▶ [Material for this task]:
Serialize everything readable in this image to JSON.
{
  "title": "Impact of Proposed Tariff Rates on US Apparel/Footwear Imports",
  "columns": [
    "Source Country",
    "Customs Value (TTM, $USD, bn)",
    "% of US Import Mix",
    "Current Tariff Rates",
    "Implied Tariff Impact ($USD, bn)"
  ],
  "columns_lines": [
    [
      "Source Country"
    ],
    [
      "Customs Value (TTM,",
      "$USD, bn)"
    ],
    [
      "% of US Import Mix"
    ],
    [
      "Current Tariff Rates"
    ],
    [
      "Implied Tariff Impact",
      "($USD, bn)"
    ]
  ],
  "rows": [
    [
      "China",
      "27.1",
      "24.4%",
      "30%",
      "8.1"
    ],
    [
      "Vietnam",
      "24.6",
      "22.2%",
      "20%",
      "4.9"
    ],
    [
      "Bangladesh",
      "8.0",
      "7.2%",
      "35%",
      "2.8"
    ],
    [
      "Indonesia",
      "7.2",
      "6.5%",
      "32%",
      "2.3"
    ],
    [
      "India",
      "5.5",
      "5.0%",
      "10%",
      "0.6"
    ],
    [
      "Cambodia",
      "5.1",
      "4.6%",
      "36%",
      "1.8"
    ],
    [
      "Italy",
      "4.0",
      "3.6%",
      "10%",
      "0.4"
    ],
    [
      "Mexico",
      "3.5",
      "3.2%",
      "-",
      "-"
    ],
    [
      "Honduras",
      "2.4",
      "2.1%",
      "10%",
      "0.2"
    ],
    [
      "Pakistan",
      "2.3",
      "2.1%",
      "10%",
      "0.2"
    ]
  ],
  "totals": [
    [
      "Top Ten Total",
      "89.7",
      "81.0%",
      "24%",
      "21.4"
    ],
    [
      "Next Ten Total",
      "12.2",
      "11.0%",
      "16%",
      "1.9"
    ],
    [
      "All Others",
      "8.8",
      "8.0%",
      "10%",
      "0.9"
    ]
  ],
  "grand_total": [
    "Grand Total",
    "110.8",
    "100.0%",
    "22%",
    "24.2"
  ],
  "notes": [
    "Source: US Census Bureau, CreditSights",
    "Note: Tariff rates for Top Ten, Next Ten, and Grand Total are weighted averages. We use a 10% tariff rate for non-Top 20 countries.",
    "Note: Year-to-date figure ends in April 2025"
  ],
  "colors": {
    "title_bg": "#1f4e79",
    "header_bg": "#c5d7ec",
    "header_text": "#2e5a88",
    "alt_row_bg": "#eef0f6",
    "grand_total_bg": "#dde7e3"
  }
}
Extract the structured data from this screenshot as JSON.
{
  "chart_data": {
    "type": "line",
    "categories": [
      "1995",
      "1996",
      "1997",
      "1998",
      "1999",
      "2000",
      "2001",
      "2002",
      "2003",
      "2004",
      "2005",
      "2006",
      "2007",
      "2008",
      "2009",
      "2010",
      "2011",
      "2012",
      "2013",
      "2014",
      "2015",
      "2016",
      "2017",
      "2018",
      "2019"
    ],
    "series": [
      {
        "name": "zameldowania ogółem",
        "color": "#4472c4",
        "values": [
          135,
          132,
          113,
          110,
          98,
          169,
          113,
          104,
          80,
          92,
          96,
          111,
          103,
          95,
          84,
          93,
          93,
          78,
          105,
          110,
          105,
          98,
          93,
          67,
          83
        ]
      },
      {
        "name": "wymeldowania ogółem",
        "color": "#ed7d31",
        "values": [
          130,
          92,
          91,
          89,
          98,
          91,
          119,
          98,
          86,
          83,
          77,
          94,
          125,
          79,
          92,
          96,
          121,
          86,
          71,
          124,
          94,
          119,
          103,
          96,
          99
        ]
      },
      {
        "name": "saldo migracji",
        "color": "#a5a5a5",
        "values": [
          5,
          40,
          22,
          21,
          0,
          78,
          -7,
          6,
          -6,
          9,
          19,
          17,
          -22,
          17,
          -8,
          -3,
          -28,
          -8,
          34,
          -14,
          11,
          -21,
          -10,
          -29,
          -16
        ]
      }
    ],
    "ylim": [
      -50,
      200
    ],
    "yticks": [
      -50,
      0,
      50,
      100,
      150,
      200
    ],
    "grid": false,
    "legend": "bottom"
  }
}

▶ [Exercise details]:
Only the number is wanted: how many lines of the data contain the word "Impact"?

▶ [Task output]:
3